→ **Exercise**
Scan the listing below and copy every line holding "könnte".

Part of a data file
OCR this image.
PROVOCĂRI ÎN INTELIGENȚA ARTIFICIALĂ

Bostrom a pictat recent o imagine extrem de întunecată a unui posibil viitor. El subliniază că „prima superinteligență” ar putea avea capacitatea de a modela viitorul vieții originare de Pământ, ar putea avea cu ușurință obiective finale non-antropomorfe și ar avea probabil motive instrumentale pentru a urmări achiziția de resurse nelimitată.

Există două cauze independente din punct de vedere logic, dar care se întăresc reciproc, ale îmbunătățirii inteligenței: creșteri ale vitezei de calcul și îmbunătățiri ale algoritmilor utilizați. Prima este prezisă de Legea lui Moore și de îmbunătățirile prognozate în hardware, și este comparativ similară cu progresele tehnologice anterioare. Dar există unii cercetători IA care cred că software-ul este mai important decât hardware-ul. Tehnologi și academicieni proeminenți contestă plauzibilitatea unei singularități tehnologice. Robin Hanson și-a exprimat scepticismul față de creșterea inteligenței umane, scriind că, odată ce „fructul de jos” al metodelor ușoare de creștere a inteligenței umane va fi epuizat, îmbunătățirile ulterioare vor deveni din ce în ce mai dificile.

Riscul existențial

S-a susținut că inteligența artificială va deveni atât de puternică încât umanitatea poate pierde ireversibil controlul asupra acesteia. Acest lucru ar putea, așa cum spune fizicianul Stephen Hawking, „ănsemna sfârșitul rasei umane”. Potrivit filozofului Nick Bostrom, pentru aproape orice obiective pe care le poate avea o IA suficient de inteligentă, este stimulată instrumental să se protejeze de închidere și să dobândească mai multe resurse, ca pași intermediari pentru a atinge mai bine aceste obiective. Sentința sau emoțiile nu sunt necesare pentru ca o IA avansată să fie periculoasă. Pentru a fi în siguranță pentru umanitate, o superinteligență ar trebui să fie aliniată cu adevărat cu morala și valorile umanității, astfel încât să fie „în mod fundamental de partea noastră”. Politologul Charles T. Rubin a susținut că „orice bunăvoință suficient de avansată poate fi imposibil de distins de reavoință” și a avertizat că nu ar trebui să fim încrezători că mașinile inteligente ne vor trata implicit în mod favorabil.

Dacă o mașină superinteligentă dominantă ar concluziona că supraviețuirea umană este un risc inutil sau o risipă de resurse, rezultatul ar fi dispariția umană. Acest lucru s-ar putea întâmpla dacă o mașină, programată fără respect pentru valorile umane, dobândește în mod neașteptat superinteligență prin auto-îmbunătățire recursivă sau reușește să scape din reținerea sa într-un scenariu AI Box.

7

...

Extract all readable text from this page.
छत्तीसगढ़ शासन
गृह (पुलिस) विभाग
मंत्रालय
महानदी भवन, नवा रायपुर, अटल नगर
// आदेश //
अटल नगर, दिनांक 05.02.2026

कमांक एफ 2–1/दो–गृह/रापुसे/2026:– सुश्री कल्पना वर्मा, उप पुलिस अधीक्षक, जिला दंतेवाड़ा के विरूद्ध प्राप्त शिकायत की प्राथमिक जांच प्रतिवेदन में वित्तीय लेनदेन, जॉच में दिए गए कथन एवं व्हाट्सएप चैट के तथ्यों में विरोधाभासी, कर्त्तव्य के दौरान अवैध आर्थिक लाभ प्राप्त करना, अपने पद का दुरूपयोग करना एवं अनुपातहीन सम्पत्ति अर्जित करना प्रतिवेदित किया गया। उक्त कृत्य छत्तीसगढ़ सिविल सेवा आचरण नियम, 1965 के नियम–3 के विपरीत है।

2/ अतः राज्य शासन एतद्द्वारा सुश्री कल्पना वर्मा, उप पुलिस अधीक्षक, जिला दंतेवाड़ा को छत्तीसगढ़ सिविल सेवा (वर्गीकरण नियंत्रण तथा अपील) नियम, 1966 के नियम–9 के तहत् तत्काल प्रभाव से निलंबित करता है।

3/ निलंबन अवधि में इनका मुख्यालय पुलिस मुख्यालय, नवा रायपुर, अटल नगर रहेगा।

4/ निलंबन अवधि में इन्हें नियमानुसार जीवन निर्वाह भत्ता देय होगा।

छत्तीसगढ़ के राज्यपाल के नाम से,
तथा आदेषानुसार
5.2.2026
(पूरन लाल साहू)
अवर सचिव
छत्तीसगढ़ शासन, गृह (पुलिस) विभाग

--

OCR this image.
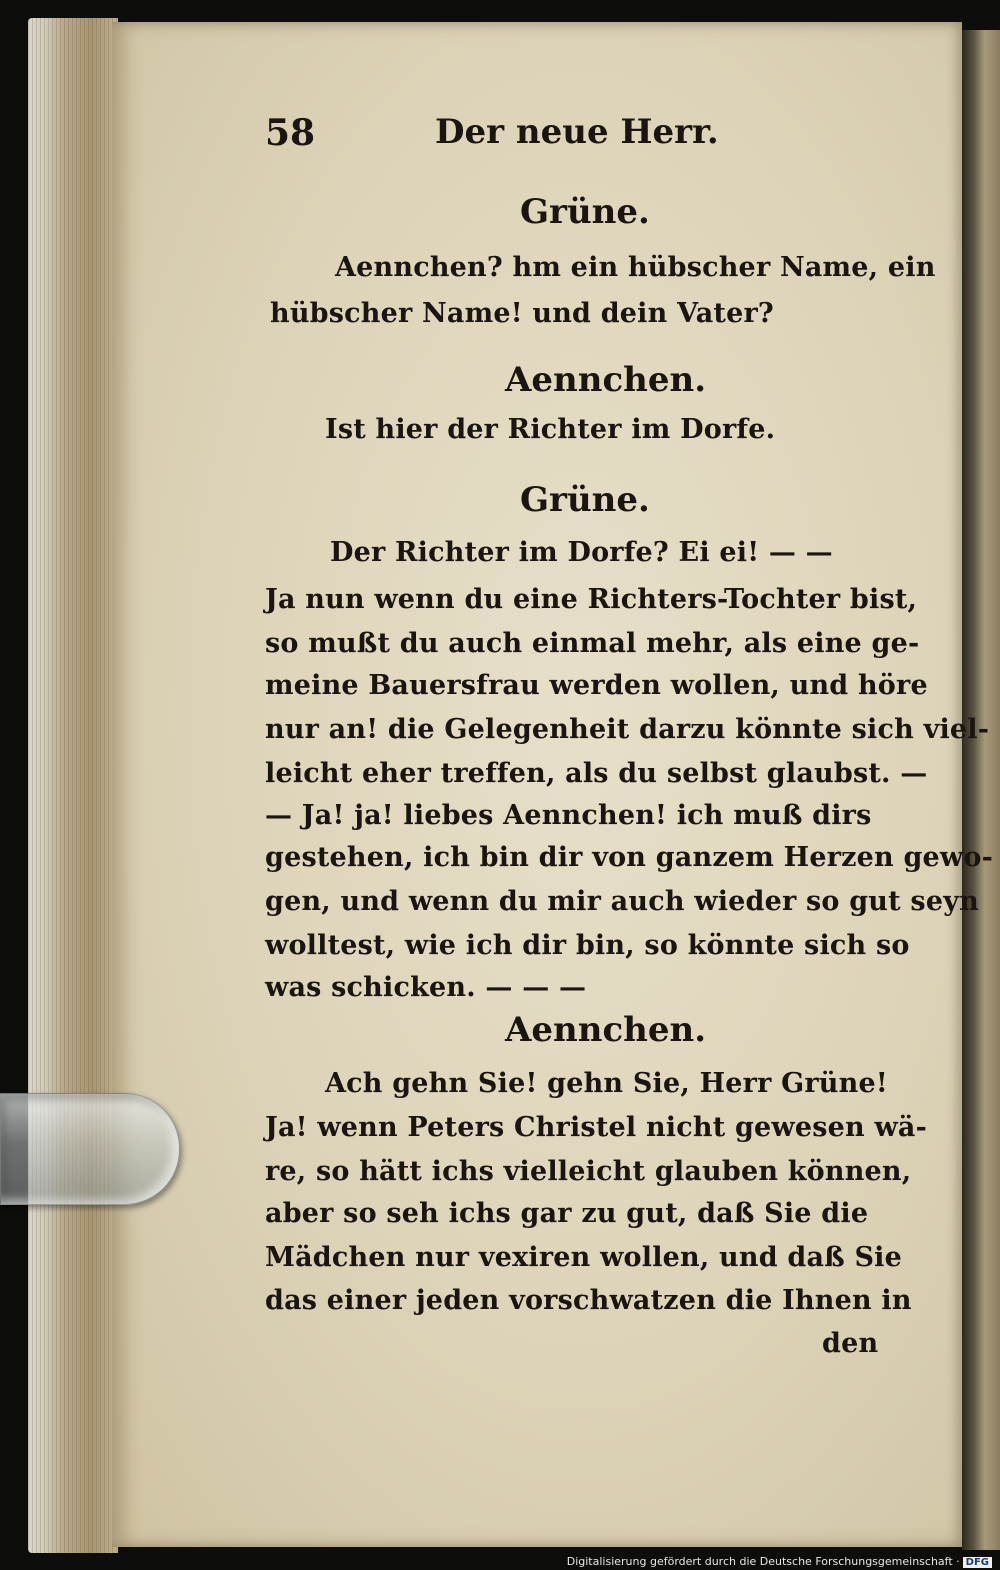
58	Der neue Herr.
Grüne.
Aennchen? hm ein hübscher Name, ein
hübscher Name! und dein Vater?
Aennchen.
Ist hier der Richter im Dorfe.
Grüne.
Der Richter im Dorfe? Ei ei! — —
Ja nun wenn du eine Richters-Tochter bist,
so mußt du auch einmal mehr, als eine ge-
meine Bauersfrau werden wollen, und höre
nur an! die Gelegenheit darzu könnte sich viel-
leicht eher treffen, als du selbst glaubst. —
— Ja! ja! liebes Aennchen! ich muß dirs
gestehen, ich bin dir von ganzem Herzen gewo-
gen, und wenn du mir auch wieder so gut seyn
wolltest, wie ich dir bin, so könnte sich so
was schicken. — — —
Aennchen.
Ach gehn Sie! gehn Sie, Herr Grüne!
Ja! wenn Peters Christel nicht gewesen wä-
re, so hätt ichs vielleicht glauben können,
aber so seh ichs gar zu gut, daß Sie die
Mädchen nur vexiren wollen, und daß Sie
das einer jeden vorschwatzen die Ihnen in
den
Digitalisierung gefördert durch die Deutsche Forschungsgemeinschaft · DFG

→ **Finished task**
nur an! die Gelegenheit darzu könnte sich viel-
wolltest, wie ich dir bin, so könnte sich so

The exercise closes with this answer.